Gather all lines in the records below that include the word "this".
▶
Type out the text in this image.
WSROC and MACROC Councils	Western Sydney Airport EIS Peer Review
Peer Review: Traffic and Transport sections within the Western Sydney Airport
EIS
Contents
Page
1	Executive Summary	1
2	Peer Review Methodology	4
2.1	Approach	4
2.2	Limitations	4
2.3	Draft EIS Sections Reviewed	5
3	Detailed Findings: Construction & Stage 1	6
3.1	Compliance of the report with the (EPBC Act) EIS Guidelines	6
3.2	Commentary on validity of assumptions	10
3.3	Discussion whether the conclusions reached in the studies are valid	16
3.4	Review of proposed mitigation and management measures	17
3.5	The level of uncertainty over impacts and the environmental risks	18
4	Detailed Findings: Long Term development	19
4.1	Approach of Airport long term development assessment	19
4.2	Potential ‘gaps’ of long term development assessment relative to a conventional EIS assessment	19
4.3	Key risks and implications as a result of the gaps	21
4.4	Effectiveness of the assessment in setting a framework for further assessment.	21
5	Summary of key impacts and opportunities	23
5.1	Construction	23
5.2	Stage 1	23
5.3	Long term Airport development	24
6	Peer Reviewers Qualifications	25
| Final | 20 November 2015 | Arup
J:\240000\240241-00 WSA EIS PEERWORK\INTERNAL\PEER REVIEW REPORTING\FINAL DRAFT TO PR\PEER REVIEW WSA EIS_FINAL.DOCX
◀
▶
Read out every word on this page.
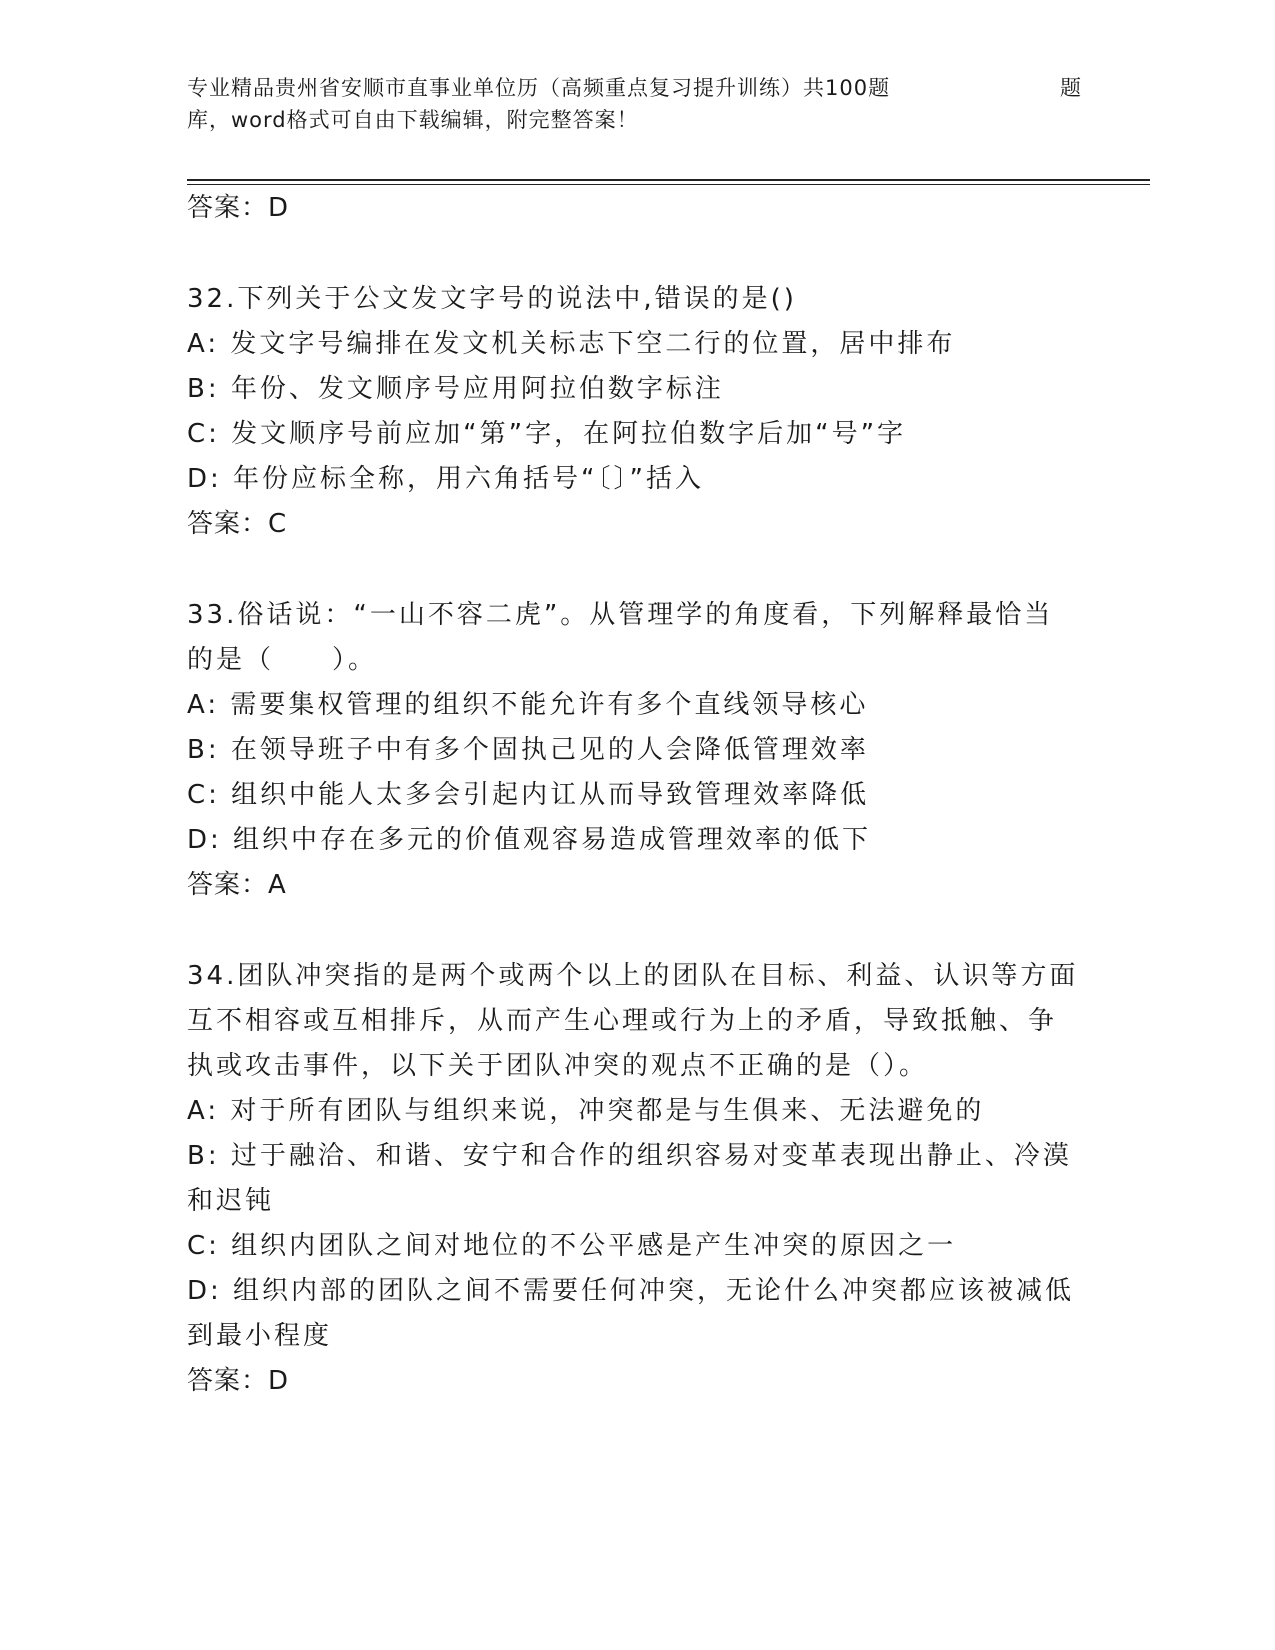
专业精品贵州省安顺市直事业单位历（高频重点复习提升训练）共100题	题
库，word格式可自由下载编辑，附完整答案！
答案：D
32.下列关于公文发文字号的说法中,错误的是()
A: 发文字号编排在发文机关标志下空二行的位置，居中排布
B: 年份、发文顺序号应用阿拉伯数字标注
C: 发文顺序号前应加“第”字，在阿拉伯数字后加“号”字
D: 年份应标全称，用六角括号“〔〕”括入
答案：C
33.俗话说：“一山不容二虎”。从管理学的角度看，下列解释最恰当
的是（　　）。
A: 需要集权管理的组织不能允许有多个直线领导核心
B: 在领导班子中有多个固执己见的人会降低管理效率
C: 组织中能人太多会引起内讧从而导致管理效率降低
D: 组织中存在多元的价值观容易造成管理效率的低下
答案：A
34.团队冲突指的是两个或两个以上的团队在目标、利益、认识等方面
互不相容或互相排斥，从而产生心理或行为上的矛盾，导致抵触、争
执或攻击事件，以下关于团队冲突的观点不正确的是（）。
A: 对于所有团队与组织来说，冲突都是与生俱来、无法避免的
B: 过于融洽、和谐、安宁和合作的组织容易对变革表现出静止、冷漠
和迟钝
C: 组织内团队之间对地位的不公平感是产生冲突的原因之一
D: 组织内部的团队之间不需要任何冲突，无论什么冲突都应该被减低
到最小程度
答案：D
◀
▶
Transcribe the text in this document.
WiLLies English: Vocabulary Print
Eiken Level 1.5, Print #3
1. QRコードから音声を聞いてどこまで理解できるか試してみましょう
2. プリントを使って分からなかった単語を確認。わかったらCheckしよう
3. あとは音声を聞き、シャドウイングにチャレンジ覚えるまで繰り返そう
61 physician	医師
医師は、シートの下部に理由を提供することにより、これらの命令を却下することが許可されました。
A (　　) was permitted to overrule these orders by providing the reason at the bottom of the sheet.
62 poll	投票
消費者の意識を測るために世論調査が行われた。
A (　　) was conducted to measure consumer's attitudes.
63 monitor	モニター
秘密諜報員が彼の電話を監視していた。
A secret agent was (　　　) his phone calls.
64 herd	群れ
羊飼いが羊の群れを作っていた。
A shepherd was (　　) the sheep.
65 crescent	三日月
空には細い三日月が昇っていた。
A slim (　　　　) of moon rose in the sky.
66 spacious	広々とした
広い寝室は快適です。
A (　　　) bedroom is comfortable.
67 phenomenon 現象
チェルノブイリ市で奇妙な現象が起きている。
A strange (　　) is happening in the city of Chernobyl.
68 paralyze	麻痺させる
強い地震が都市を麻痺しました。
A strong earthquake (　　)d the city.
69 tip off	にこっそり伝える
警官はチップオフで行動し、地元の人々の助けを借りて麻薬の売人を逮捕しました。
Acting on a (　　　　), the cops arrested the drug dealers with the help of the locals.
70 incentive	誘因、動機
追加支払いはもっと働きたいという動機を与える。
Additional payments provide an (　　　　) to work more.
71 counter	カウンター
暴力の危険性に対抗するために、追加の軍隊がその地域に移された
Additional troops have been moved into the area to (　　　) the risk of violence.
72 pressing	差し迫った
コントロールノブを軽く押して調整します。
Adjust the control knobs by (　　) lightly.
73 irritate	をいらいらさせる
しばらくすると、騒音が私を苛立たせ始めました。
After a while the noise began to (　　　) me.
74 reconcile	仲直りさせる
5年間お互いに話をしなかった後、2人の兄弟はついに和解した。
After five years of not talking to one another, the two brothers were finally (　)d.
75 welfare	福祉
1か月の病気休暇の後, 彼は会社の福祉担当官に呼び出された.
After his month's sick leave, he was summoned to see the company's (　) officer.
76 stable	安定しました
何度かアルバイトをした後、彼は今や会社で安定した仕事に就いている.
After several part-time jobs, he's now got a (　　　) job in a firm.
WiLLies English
◀
**REPLY TO THE EXERCISE**
Type out the text in this image.
Read out every word on this page.
Transcribe the text in this document.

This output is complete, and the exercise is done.